Task details ▸
For the listing below, give the count of lines containing the string "Maker" and nothing else.

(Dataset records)
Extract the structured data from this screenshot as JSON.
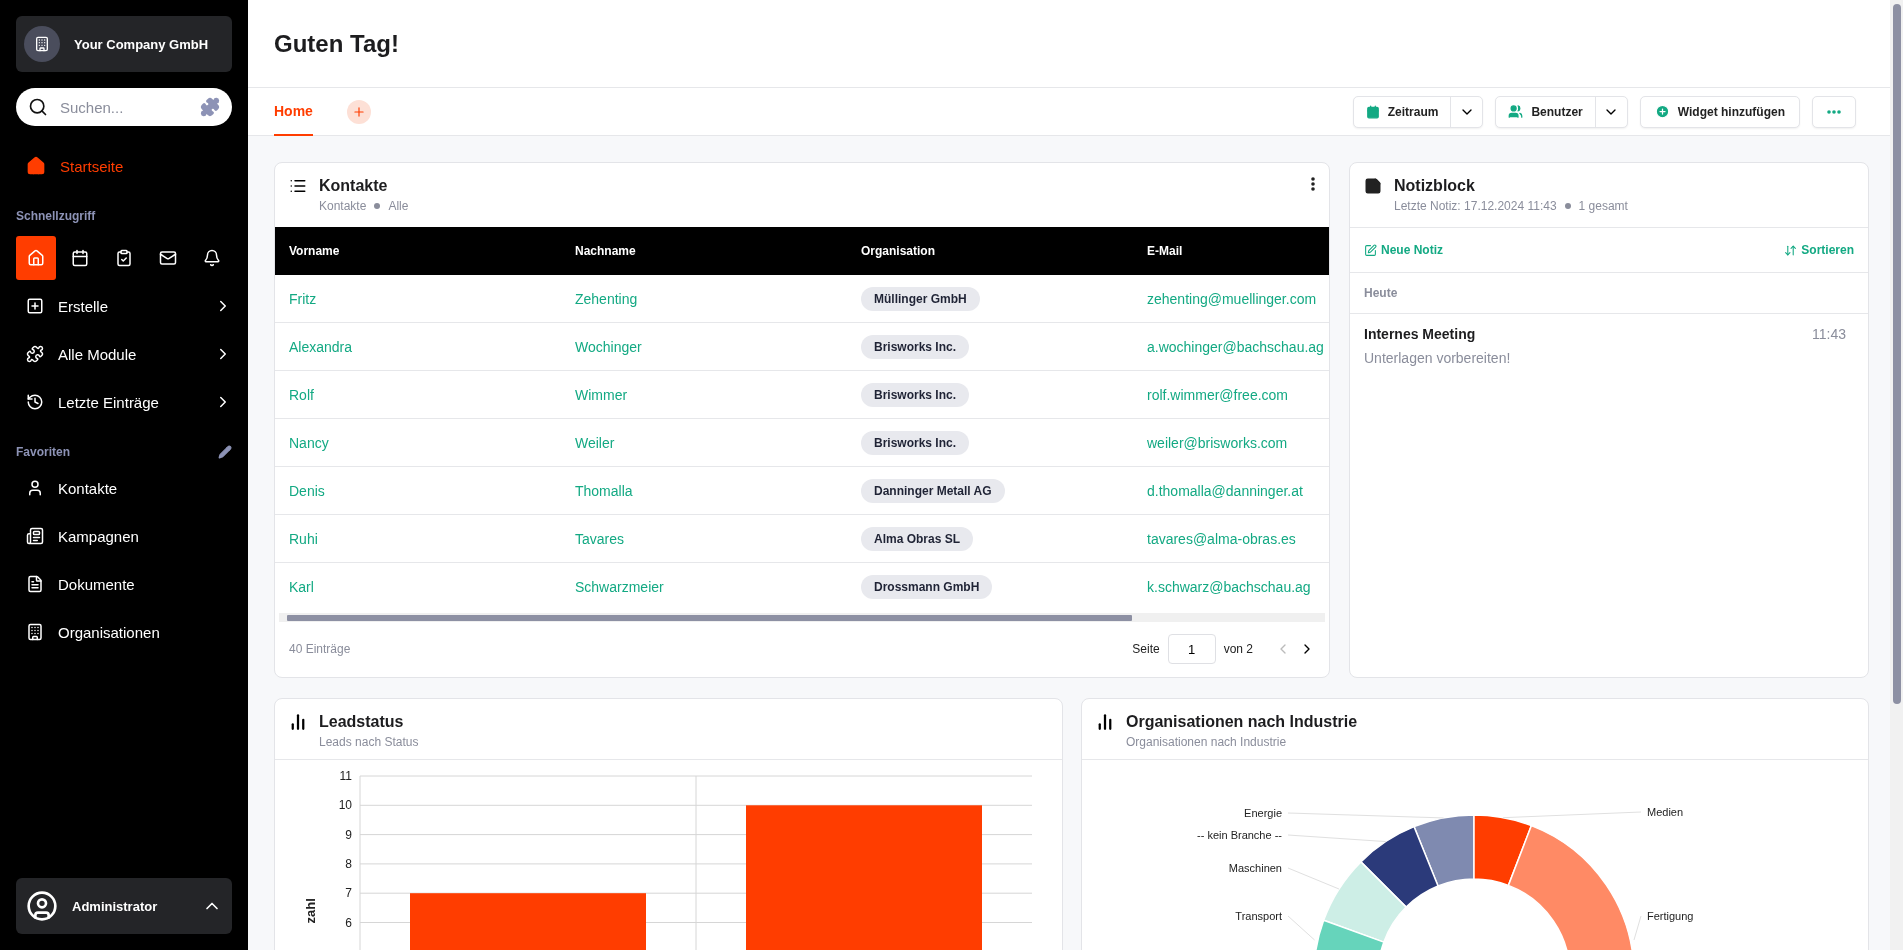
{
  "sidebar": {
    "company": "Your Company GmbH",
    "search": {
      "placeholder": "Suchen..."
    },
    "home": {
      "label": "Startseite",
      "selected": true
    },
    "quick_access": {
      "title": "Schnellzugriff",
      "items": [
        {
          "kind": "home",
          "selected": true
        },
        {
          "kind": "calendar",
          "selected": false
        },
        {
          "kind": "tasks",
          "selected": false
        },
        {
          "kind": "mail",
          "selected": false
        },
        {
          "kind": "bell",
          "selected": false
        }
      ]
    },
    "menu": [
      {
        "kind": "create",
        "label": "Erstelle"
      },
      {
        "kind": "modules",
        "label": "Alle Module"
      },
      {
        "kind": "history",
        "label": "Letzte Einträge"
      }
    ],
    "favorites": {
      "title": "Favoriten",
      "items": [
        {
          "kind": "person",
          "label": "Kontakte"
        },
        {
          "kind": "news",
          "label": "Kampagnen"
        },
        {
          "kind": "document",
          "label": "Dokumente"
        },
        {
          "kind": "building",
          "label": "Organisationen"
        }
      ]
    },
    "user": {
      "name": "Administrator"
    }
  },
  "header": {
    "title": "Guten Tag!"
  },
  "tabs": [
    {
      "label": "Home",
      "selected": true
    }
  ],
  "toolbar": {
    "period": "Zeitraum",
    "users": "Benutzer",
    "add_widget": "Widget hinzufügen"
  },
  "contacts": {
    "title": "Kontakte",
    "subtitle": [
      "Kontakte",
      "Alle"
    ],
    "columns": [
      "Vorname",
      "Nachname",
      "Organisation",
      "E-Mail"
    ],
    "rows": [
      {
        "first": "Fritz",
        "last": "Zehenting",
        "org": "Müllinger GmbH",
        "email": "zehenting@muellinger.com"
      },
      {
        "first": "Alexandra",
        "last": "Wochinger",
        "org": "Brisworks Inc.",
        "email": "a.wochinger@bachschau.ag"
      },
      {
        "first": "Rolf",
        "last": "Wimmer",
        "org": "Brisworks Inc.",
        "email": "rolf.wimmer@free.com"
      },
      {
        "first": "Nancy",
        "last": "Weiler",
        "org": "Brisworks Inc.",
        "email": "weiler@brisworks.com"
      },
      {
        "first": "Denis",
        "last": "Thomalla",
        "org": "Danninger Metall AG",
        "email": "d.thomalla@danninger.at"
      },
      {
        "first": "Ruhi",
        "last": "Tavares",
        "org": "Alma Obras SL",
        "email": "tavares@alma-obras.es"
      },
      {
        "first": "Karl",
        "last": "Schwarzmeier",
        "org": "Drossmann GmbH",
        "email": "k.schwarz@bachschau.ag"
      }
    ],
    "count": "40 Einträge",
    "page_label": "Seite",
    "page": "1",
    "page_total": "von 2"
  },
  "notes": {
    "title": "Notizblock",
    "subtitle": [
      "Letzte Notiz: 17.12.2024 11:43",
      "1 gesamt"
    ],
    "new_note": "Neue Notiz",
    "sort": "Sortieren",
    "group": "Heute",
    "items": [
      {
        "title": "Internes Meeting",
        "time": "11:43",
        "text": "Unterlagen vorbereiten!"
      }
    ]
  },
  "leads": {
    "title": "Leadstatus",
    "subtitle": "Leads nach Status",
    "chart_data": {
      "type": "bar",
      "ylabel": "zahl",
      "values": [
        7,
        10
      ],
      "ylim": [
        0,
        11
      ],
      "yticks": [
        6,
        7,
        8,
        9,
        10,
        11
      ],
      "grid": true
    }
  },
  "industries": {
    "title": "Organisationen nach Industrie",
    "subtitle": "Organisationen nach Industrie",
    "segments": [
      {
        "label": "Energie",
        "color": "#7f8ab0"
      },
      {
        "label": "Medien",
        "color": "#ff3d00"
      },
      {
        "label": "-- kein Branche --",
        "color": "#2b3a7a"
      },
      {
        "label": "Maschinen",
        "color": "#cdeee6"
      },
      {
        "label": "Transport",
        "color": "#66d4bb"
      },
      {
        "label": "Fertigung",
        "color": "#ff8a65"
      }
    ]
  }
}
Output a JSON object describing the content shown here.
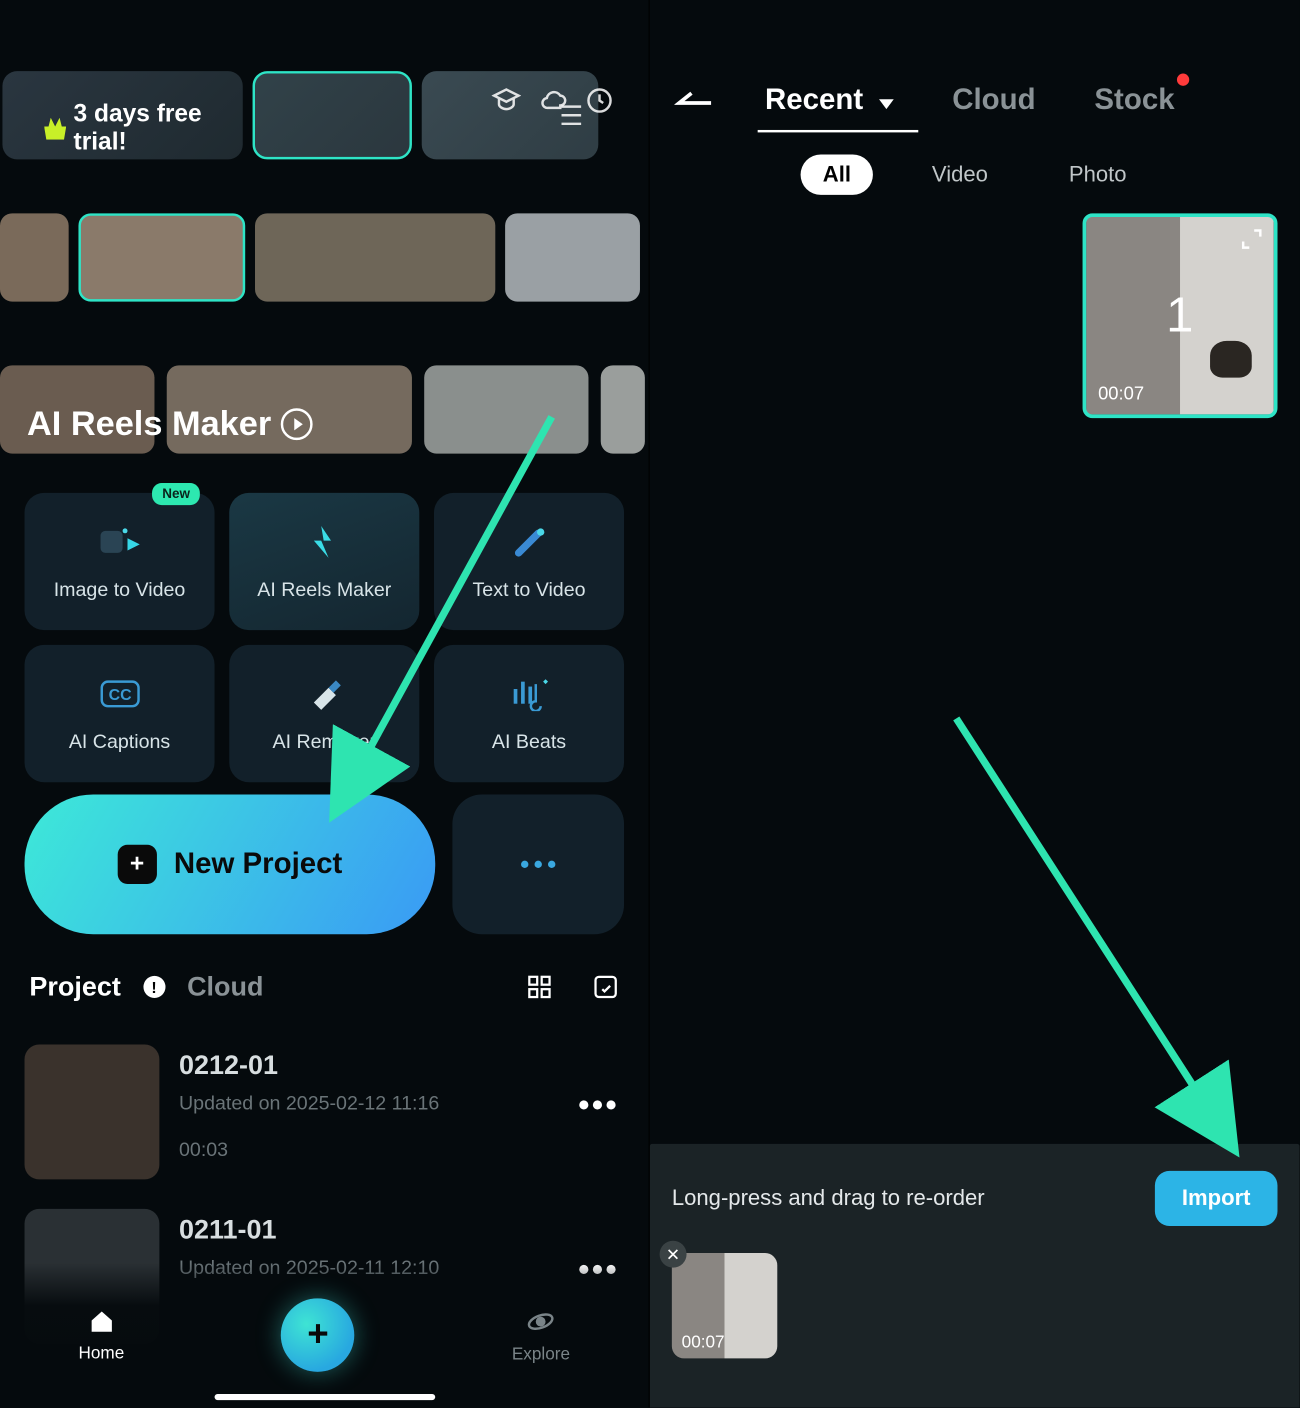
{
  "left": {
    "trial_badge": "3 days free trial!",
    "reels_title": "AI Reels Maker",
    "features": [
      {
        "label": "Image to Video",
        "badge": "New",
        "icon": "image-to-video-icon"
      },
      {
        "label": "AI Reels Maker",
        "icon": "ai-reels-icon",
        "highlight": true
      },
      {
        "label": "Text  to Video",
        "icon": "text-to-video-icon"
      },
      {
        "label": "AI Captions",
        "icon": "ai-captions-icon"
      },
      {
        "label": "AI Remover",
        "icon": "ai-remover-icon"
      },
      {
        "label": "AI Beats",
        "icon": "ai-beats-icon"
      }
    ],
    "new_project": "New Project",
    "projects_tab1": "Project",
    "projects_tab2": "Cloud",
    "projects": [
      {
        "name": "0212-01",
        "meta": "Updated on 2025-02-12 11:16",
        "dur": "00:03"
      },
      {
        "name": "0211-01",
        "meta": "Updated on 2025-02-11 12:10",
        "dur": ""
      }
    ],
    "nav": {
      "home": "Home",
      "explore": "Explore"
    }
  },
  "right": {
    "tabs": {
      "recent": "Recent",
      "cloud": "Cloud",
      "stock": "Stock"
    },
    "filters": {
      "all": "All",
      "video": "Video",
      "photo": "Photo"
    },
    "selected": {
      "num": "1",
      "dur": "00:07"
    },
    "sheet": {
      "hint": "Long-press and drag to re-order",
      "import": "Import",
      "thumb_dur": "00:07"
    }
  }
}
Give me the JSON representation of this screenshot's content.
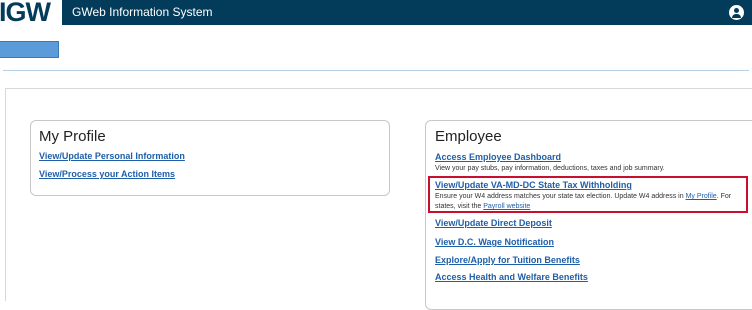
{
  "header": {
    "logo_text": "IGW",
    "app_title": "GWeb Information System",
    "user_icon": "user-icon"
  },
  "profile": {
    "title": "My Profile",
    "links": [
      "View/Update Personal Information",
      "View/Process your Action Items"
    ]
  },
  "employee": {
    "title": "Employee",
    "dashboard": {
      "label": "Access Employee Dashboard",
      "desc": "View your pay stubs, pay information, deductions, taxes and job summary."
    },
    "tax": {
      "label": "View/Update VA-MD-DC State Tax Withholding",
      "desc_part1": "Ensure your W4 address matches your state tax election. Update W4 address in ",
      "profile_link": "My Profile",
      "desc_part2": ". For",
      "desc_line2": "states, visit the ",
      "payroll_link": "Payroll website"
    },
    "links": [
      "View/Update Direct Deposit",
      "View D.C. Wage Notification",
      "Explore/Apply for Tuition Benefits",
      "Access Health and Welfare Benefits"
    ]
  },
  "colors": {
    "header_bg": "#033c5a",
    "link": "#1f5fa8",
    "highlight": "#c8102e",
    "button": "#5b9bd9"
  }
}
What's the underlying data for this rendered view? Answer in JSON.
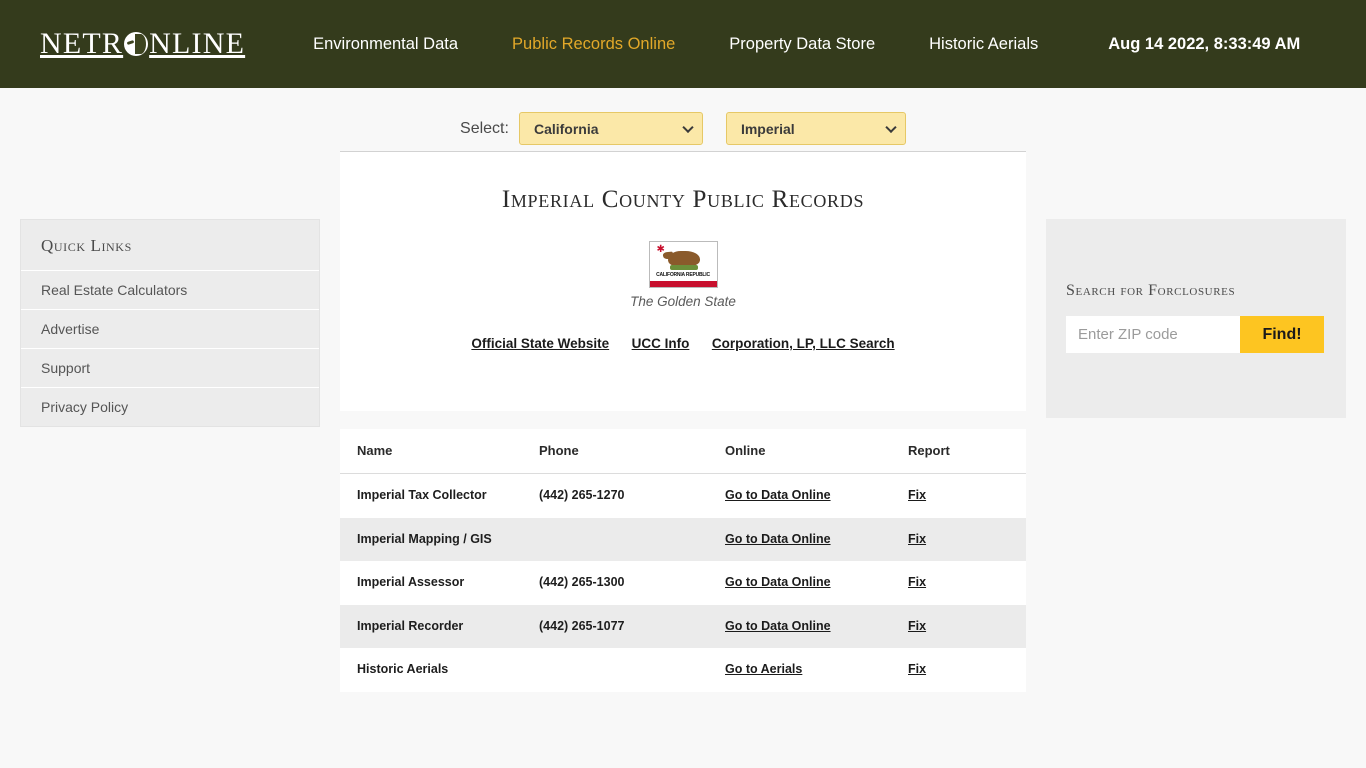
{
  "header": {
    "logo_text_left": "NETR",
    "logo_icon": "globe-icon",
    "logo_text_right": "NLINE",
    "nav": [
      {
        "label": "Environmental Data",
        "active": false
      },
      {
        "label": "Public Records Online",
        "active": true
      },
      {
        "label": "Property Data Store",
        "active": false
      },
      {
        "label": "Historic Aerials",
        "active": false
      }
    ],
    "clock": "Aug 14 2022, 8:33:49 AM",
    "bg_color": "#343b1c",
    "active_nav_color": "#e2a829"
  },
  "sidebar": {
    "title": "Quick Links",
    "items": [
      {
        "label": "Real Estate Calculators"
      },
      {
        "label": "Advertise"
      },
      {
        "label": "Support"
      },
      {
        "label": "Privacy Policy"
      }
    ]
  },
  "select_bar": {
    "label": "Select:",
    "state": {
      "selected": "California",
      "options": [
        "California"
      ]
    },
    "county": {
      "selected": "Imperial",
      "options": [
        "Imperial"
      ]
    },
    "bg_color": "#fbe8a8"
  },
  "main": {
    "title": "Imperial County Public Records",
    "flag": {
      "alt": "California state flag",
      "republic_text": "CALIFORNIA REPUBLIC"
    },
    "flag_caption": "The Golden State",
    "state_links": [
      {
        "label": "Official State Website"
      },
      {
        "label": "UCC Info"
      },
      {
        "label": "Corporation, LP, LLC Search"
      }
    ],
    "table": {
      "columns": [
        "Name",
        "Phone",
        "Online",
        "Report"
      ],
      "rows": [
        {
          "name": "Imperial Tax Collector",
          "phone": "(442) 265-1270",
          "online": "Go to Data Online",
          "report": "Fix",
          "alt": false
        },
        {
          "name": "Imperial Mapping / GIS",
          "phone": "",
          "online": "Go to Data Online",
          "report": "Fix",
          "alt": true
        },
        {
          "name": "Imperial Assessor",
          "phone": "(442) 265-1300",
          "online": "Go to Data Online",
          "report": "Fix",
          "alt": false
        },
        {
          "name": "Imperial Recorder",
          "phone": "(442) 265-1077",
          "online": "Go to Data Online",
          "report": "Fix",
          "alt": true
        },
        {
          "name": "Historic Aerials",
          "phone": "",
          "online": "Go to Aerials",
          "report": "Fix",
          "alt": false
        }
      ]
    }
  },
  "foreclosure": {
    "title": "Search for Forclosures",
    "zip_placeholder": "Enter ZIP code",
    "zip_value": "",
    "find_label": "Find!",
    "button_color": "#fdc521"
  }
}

Reply ▸
2